» **Texte présenté**
■ ■ ■ ■ ■

Les toiles

Sorti du feu (suite) - (Le Sotré)

 
 
 

Le calme était revenu. C’était décidé, notre maman s’était mise dans l’idée de faire son ménage en grand. Tout d’abord, elle passa le balai. Puis, le torchon de plancher entra dans la danse et nous dérangea dans nos jeux. Bien évidemment, ma sœur s’était accaparé sa belle poupée Nicole. Surtout que la tante Luluce avait confectionné de nouveaux vêtements : un chemisier, une jupe et deux robes. C’est que la tante Luluce était couturière. Et que la mémère avait tricoté un beau pull.
Quant à moi, j’avais hérité du baigneur Jean, « j’te prête, le casse pas ! ». Ça, il était bien moins beau et même pas articulé. Pourtant, le baigneur Jean avait une valeur inestimable. Le Saint-Nicolas l’avait offert à notre maman chez la mémère Maria alors qu’elle avait six ans. Arriva l’exil de novembre 1940, notre maman partit pour la Dordogne… en abandonnant le baigneur Jean. Avec 30 kg de bagages autorisés par les Nazis, il n’y avait pas de place pour les jouets.
Notre grande tante de Hayônche, elle, était restée en Lorraine devenue allemande. Vers 1942, elle vint dans notre petite ville, histoire de voir qui étaient restés, ce qui avait changé. Elle retrouva peu de connaissances puisque 97% de la population avaient été expulsée. Une de ses copines et ses parents exploitaient toujours leur ferme, c’est chez eux qu’elle séjourna. Elle ne savait pas à l’époque, que cette famille, que l’on traitera de « Boches » lors du retour d’exil, faisait passer la frontière toute proche aux prisonniers évadés, Français ou autres, au nez et à la barbe des Nazis.

 

La maison de sa mère, celle du nônon Auguste, etc., étaient occupées par des étrangers venus d’Allemagne. Beaucoup avaient quitté leur lointaine Silésie. Par contre, le logement de sa sœur, autrement dit notre mémère (à la Sous-préfecture), était occupé par un vieux couple, les Fahrrad. Avant la guerre, ils vendaient des vélos. Ils vivaient dans les meubles de nos grands-parents, dormaient dans leur lit, mangeaient dans leurs assiettes. Bon, ces braves gens n’étaient pas mauvais pour un sou. Ils voulaient seulement rester dans la ville où ils étaient nés, dans la ville où ils avaient toujours vécu quitte à reprendre la nationalité allemande.

■ ■ ■ ■ ■

» **À réaliser**
D'après le texte, quel commerce le couple Fahrrad exerçait-il avant la guerre ?

» **Données**
■ ■ ■ ■ ■

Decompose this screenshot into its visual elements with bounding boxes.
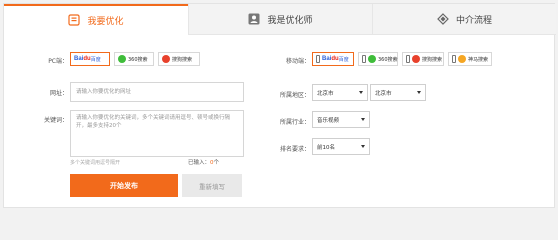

■ ■ ■ ■ ■

» **Réponse attendue**
Ils vendaient des vélos.